▶ _Supplied passage_:
————————
Post-doctoral researcher at ID24 and BM23.  She studies the structural, electronic, elastic and vibrational properties of rare earth doped materials and nano-materials at extreme conditions of pressure and temperature for optical applications.

“When everything goes well it feels like an adrenaline shot.”

R. TORCHIO (bottom right)

38 years old


PhD in Physics

Scientist on ID24 and BM23. She started working in the field of magnetism at high pressure, but is now developing dynamic high pressure experiments using lasers.

”We have a great responsibility towards the users. We are the experts at the ESRF and we need to make everything possible so that their experiment is successful.”


V. CUARTERO (top left)

32 years old


PhD in Physics

Post-doctoral researcher at ID24 and BM23. She studies magnetic materials with electrical properties coupled with the magnetism of the material itself, with potential applications of storage and spintronics.

“After the effort of preparing the scientific case, etc. before an experiment, when you finish it and look at the data and you are able to understand it… it is  very satisfying”. 

D. MEIRA (top right)

32 years old


PhD in Chemical Engineering

Post-doctoral researcher at ID24 and BM23. She specialises in heterogeneous catalysis (synthesis, characterization and catalytic testing of catalysts), in situ X-ray techniques, and instrumentation development for catalysts characterization using synchrotron radiation.
————————
▶ _Information provided_:
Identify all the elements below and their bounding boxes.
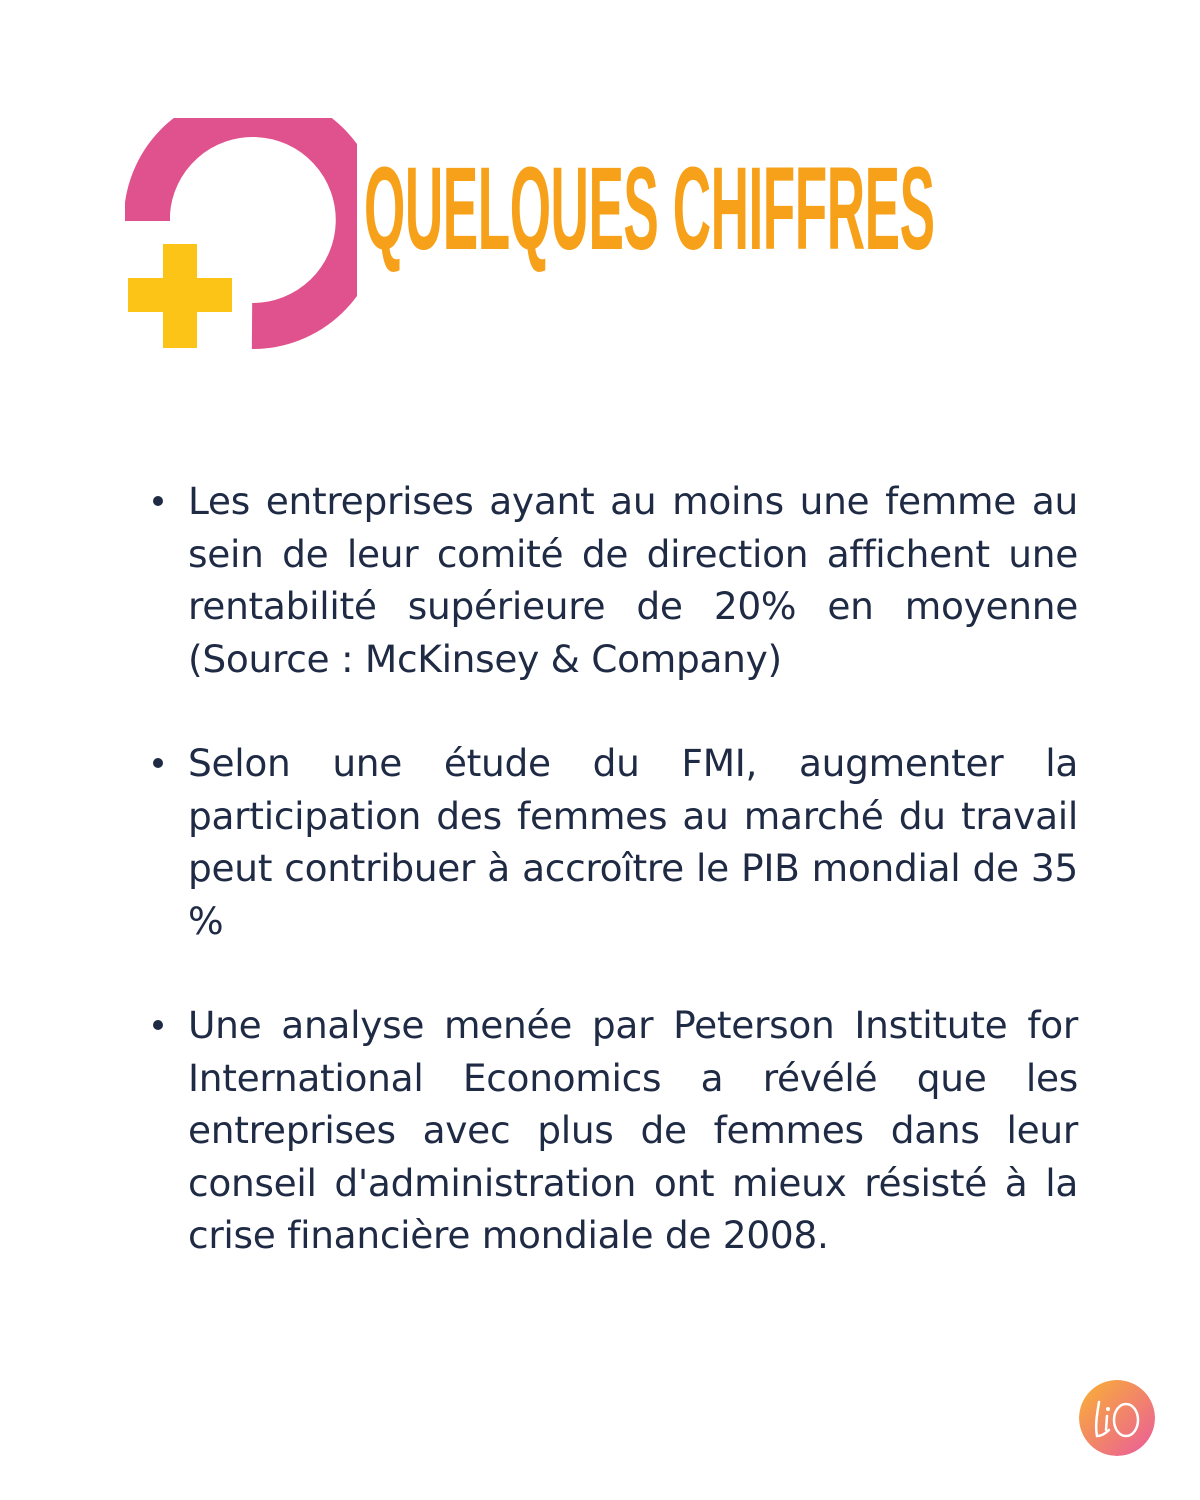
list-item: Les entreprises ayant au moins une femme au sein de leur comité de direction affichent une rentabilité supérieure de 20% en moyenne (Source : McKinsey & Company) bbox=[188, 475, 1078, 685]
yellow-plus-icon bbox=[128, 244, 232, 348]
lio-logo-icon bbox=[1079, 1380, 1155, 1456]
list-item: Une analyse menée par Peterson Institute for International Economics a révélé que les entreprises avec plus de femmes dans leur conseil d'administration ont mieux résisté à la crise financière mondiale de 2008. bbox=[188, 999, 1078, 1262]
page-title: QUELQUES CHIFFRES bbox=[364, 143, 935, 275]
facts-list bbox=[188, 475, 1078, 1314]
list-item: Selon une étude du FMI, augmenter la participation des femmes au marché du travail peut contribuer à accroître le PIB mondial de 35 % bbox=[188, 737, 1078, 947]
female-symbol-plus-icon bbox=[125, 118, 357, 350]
————————
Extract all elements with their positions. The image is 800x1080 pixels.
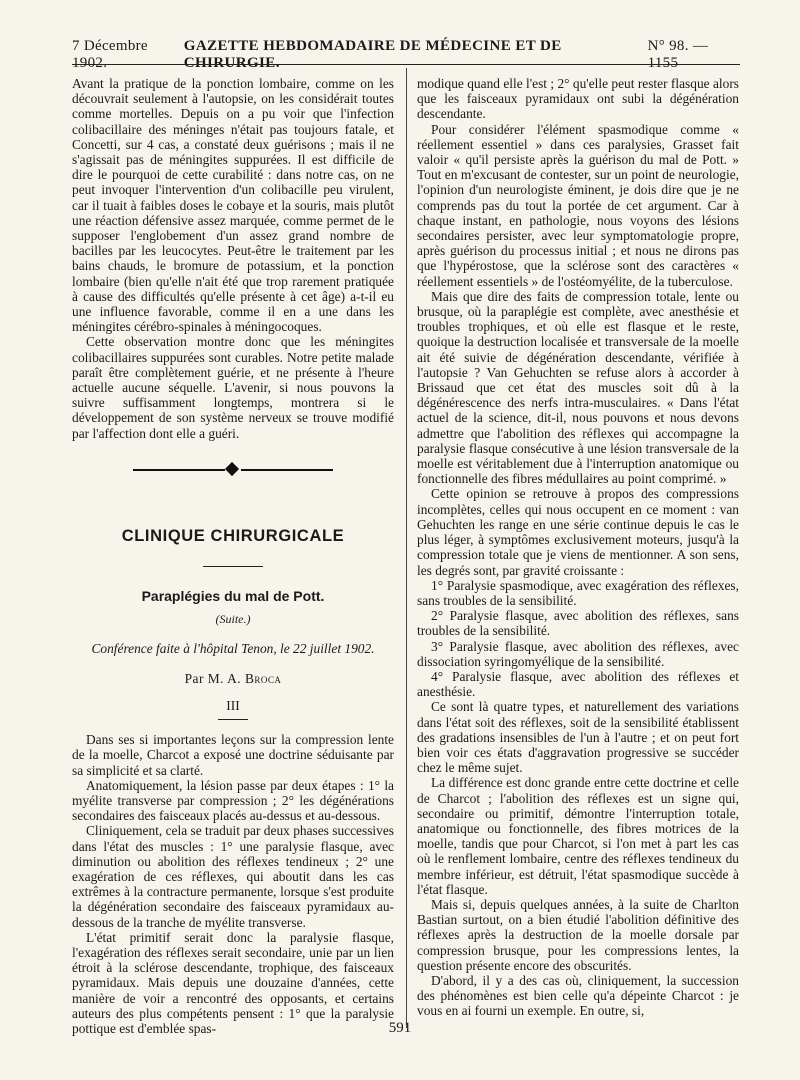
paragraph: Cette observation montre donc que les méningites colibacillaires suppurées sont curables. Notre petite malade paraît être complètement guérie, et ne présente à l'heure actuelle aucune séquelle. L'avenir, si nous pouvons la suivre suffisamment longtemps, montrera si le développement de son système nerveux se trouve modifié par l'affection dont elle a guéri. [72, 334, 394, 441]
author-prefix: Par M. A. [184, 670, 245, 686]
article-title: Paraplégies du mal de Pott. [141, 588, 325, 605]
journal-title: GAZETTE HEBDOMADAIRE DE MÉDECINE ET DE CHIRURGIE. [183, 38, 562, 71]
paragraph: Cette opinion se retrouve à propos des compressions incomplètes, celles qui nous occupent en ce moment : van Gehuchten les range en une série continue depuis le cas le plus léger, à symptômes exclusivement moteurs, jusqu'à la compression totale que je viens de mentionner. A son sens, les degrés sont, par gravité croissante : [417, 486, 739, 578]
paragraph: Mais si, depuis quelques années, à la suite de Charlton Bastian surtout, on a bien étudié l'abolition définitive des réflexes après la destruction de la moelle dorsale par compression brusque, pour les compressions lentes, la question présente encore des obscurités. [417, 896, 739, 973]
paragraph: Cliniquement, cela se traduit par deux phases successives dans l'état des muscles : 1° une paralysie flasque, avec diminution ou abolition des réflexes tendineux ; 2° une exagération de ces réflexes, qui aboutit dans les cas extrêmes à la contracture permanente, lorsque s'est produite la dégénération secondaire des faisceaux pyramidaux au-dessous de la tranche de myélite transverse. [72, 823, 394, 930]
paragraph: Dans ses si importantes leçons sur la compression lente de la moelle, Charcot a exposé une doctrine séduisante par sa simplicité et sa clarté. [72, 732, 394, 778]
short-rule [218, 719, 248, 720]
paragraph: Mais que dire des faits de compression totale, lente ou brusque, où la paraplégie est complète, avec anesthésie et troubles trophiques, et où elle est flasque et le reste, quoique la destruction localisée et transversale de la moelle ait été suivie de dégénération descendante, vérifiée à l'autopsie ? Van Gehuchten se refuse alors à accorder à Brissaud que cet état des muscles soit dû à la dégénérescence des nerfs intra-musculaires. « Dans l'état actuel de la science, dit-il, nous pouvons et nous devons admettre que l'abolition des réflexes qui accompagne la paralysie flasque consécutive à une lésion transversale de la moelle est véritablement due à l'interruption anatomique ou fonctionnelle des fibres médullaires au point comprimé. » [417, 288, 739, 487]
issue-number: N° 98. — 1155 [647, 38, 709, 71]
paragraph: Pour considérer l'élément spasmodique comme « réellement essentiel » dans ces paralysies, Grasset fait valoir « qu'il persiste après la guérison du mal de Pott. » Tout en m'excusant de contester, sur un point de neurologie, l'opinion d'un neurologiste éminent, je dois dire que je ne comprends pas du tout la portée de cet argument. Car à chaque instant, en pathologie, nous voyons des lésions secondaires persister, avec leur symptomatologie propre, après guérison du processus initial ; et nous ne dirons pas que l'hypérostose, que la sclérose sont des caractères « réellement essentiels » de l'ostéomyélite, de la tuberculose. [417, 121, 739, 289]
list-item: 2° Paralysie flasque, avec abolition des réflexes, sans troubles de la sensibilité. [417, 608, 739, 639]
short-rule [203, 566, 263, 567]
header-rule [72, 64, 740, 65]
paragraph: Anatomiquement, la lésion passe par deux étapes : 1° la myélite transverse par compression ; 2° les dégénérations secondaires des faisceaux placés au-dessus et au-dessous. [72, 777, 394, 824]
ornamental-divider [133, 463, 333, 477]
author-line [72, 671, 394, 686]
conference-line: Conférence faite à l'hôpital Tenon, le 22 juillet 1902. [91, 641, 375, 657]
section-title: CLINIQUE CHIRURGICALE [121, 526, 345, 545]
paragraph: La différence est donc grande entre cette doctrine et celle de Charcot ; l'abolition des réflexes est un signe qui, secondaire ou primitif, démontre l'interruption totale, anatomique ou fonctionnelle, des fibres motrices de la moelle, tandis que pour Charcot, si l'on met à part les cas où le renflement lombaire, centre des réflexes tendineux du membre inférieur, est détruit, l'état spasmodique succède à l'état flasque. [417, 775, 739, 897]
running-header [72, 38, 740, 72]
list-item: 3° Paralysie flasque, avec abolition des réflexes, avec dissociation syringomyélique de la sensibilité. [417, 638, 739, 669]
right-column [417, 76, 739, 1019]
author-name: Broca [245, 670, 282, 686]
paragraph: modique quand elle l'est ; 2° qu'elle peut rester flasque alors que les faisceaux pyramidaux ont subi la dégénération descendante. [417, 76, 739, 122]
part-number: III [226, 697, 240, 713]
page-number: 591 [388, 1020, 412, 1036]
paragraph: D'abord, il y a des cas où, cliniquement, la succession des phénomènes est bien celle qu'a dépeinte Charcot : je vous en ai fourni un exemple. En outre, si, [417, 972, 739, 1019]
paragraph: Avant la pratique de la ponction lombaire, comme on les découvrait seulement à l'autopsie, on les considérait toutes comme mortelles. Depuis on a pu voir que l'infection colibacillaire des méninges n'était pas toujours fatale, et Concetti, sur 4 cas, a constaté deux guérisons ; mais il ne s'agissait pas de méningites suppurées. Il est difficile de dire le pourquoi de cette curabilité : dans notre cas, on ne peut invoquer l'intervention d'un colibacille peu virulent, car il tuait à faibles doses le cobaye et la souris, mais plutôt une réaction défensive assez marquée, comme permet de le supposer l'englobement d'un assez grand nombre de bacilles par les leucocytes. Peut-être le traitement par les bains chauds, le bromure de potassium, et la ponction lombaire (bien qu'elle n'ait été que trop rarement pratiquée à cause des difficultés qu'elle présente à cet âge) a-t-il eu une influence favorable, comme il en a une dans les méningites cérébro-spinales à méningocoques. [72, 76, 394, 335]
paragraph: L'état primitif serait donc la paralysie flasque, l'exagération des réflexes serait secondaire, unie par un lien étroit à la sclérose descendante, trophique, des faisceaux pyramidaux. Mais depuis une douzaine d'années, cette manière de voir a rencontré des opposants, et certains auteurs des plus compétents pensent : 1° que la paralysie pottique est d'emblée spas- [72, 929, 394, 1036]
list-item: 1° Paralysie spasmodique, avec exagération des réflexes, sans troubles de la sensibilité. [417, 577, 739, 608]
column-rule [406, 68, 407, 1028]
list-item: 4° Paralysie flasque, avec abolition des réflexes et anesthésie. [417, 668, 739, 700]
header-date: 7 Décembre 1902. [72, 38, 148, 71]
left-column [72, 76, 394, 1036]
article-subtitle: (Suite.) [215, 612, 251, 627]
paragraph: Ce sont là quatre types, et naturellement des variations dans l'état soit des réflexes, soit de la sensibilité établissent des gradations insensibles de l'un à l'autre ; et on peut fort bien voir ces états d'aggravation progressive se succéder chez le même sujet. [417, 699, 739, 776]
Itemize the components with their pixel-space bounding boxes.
————————
▶ _Objectives_:
[1] Answer from the beamline staff profiles:
(a) What kind of experiments is R. Torchio now developing?
(b) How old is D. Meira?
(c) Which potential applications are given for the magnetic materials V. Cuartero studies?
[2] In the beamline staff profiles, shorten the paragraph that begins "Scientist on ID24 and BM23." and keep its main facts.

▶ _Task responses_:
[1]
(a) Dynamic high pressure experiments using lasers.
(b) 32 years old.
(c) Storage and spintronics.

[2] A scientist on ID24 and BM23, she began in high-pressure magnetism and now develops laser-driven dynamic high pressure experiments.